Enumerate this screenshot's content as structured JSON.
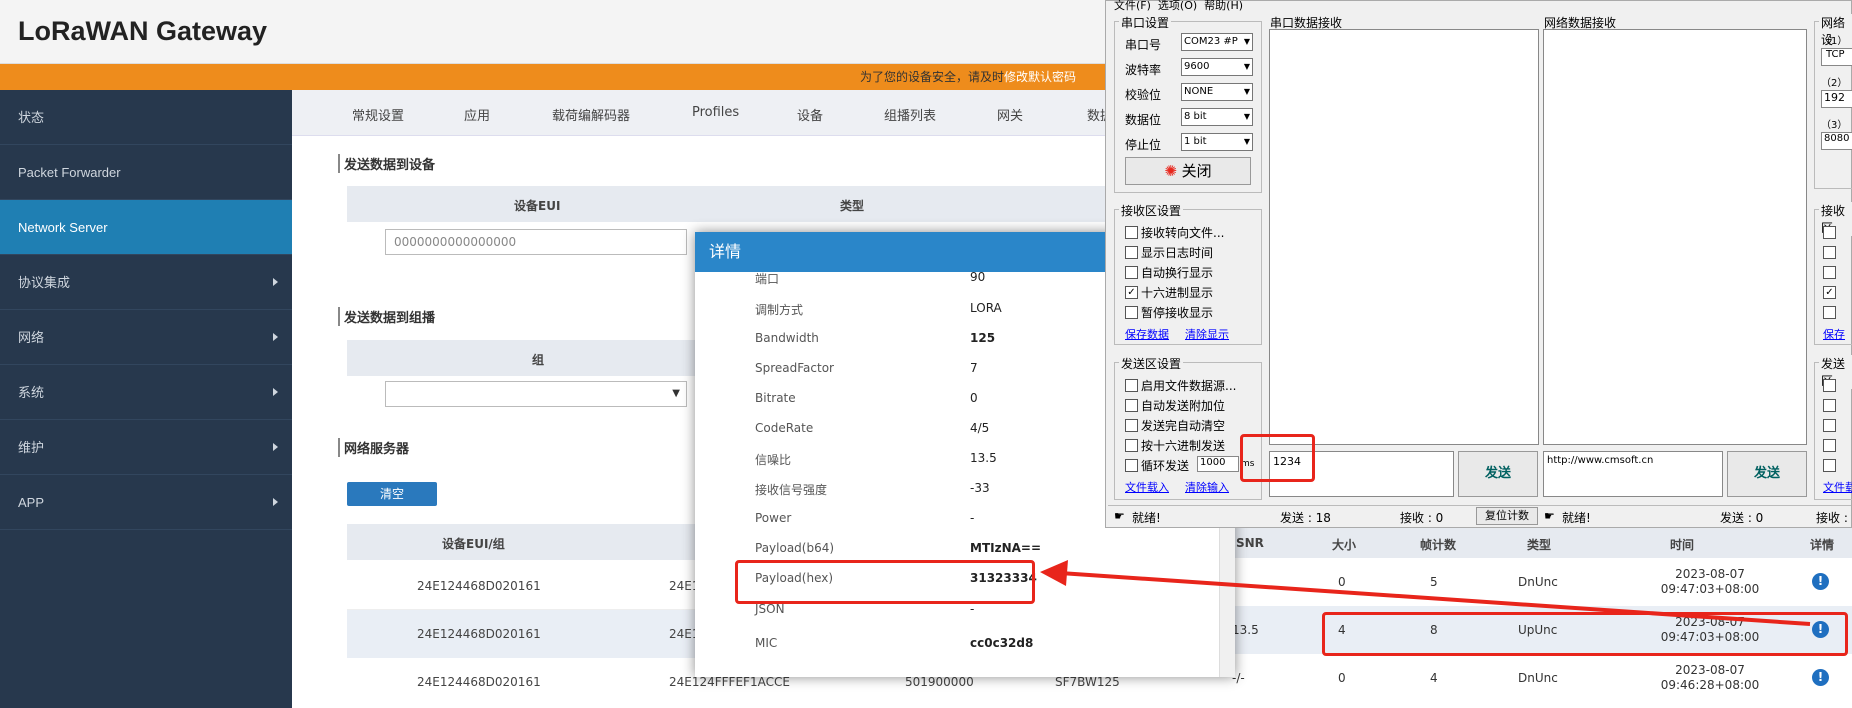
{
  "gateway": {
    "title": "LoRaWAN Gateway",
    "warning": "为了您的设备安全，请及时",
    "warning_link": "修改默认密码"
  },
  "sidebar": [
    {
      "label": "状态"
    },
    {
      "label": "Packet Forwarder"
    },
    {
      "label": "Network Server"
    },
    {
      "label": "协议集成"
    },
    {
      "label": "网络"
    },
    {
      "label": "系统"
    },
    {
      "label": "维护"
    },
    {
      "label": "APP"
    }
  ],
  "tabs": [
    "常规设置",
    "应用",
    "载荷编解码器",
    "Profiles",
    "设备",
    "组播列表",
    "网关",
    "数据"
  ],
  "send_device": {
    "title": "发送数据到设备",
    "col1": "设备EUI",
    "col2": "类型",
    "eui_placeholder": "0000000000000000"
  },
  "send_group": {
    "title": "发送数据到组播",
    "col1": "组"
  },
  "net_server": {
    "title": "网络服务器",
    "clear": "清空",
    "headers": [
      "设备EUI/组",
      "SNR",
      "大小",
      "帧计数",
      "类型",
      "时间",
      "详情"
    ],
    "rows": [
      {
        "eui": "24E124468D020161",
        "gw": "24E1",
        "snr": "",
        "size": "0",
        "fcnt": "5",
        "type": "DnUnc",
        "date": "2023-08-07",
        "time": "09:47:03+08:00"
      },
      {
        "eui": "24E124468D020161",
        "gw": "24E1",
        "snr": "13.5",
        "size": "4",
        "fcnt": "8",
        "type": "UpUnc",
        "date": "2023-08-07",
        "time": "09:47:03+08:00"
      },
      {
        "eui": "24E124468D020161",
        "gw": "24E124FFFEF1ACCE",
        "freq": "501900000",
        "sf": "SF7BW125",
        "snr": "-/-",
        "size": "0",
        "fcnt": "4",
        "type": "DnUnc",
        "date": "2023-08-07",
        "time": "09:46:28+08:00"
      }
    ]
  },
  "modal": {
    "title": "详情",
    "rows": [
      {
        "k": "端口",
        "v": "90"
      },
      {
        "k": "调制方式",
        "v": "LORA"
      },
      {
        "k": "Bandwidth",
        "v": "125"
      },
      {
        "k": "SpreadFactor",
        "v": "7"
      },
      {
        "k": "Bitrate",
        "v": "0"
      },
      {
        "k": "CodeRate",
        "v": "4/5"
      },
      {
        "k": "信噪比",
        "v": "13.5"
      },
      {
        "k": "接收信号强度",
        "v": "-33"
      },
      {
        "k": "Power",
        "v": "-"
      },
      {
        "k": "Payload(b64)",
        "v": "MTIzNA=="
      },
      {
        "k": "Payload(hex)",
        "v": "31323334"
      },
      {
        "k": "JSON",
        "v": "-"
      },
      {
        "k": "MIC",
        "v": "cc0c32d8"
      }
    ]
  },
  "serial": {
    "menu": [
      "文件(F)",
      "选项(O)",
      "帮助(H)"
    ],
    "port_group": "串口设置",
    "port_label": "串口号",
    "port_val": "COM23 #P",
    "baud_label": "波特率",
    "baud_val": "9600",
    "parity_label": "校验位",
    "parity_val": "NONE",
    "data_label": "数据位",
    "data_val": "8 bit",
    "stop_label": "停止位",
    "stop_val": "1 bit",
    "close_btn": "关闭",
    "recv_group": "接收区设置",
    "recv_opts": [
      "接收转向文件...",
      "显示日志时间",
      "自动换行显示",
      "十六进制显示",
      "暂停接收显示"
    ],
    "save_link": "保存数据",
    "clear_link": "清除显示",
    "send_group": "发送区设置",
    "send_opts": [
      "启用文件数据源...",
      "自动发送附加位",
      "发送完自动清空",
      "按十六进制发送",
      "循环发送"
    ],
    "loop_ms": "1000",
    "ms": "ms",
    "load_link": "文件载入",
    "clear_input": "清除输入",
    "serial_recv": "串口数据接收",
    "net_recv": "网络数据接收",
    "send_text": "1234",
    "send_btn": "发送",
    "net_text": "http://www.cmsoft.cn",
    "net_send_btn": "发送",
    "status_ready": "就绪!",
    "sent": "发送 : 18",
    "recv": "接收 : 0",
    "reset": "复位计数",
    "net_ready": "就绪!",
    "net_sent": "发送 : 0",
    "net_recv_count": "接收 :",
    "net_group": "网络设",
    "net_opt1": "（1）",
    "net_opt1_val": "TCP",
    "net_opt2": "（2）",
    "net_opt2_val": "192",
    "net_opt3": "（3）",
    "net_opt3_val": "8080",
    "right_recv_group": "接收区",
    "right_send_group": "发送区",
    "right_link": "保存",
    "right_link2": "文件载"
  }
}
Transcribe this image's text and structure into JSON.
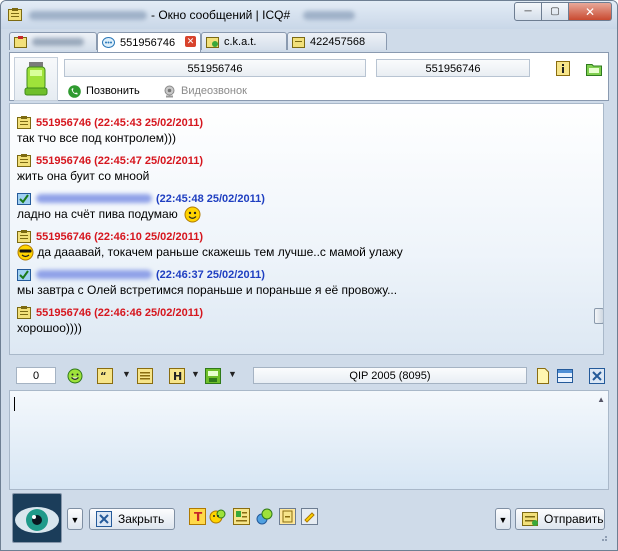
{
  "window": {
    "title": "- Окно сообщений | ICQ#",
    "controls": {
      "minimize": "─",
      "maximize": "▢",
      "close": "✕"
    }
  },
  "tabs": [
    {
      "label": "",
      "icon": "contact-card-icon",
      "blurred": true
    },
    {
      "label": "551956746",
      "icon": "chat-bubble-icon",
      "active": true,
      "close": "✕"
    },
    {
      "label": "c.k.a.t.",
      "icon": "contact-card-icon"
    },
    {
      "label": "422457568",
      "icon": "contact-card-icon"
    }
  ],
  "contact_panel": {
    "field_left": "551956746",
    "field_right": "551956746",
    "call_label": "Позвонить",
    "video_label": "Видеозвонок"
  },
  "messages": [
    {
      "sender": "551956746",
      "time": "(22:45:43 25/02/2011)",
      "text": "так тчо все под контролем)))",
      "side": "me"
    },
    {
      "sender": "551956746",
      "time": "(22:45:47 25/02/2011)",
      "text": "жить она буит со мноой",
      "side": "me"
    },
    {
      "sender": "",
      "time": "(22:45:48 25/02/2011)",
      "text": "ладно на счёт пива подумаю",
      "side": "them",
      "smiley": "smile"
    },
    {
      "sender": "551956746",
      "time": "(22:46:10 25/02/2011)",
      "text": "да дааавай, токачем раньше скажешь тем лучше..с мамой улажу",
      "side": "me",
      "smiley": "cool"
    },
    {
      "sender": "",
      "time": "(22:46:37 25/02/2011)",
      "text": "мы завтра с Олей встретимся пораньше и пораньше я её провожу...",
      "side": "them"
    },
    {
      "sender": "551956746",
      "time": "(22:46:46 25/02/2011)",
      "text": "хорошоо))))",
      "side": "me"
    }
  ],
  "toolbar": {
    "char_count": "0",
    "client_version": "QIP 2005 (8095)"
  },
  "bottom": {
    "close_label": "Закрыть",
    "send_label": "Отправить"
  },
  "colors": {
    "own_message": "#d6161e",
    "their_message": "#1f3fc1",
    "frame": "#cfdbe9"
  }
}
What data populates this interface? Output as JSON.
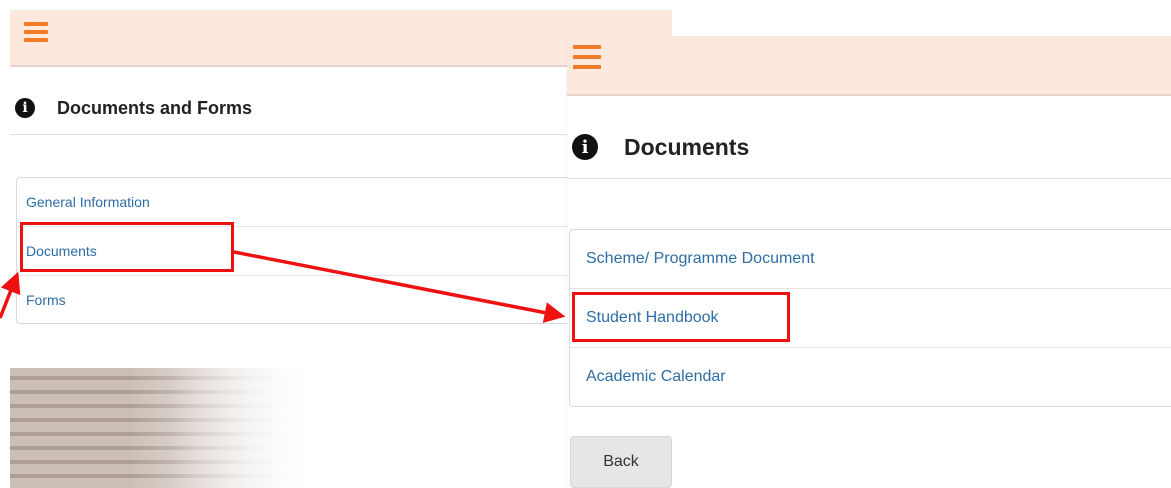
{
  "left_screen": {
    "heading": "Documents and Forms",
    "links": [
      "General Information",
      "Documents",
      "Forms"
    ]
  },
  "right_screen": {
    "heading": "Documents",
    "links": [
      "Scheme/ Programme Document",
      "Student Handbook",
      "Academic Calendar"
    ],
    "back_label": "Back"
  },
  "colors": {
    "topbar": "#fde8de",
    "hamburger": "#f07c29",
    "link": "#2e6da4",
    "highlight": "#ee1111"
  },
  "icons": {
    "menu": "hamburger-icon",
    "info": "info-icon"
  }
}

Work to do = Retype word for word the span of lines above that begins with the line containing "What data populates" and ends with the last line of the records; skip all pictures.

Task answer =
What data populates this interface? Output as JSON.
{
  "left_screen": {
    "heading": "Documents and Forms",
    "links": [
      "General Information",
      "Documents",
      "Forms"
    ]
  },
  "right_screen": {
    "heading": "Documents",
    "links": [
      "Scheme/ Programme Document",
      "Student Handbook",
      "Academic Calendar"
    ],
    "back_label": "Back"
  },
  "colors": {
    "topbar": "#fde8de",
    "hamburger": "#f07c29",
    "link": "#2e6da4",
    "highlight": "#ee1111"
  },
  "icons": {
    "menu": "hamburger-icon",
    "info": "info-icon"
  }
}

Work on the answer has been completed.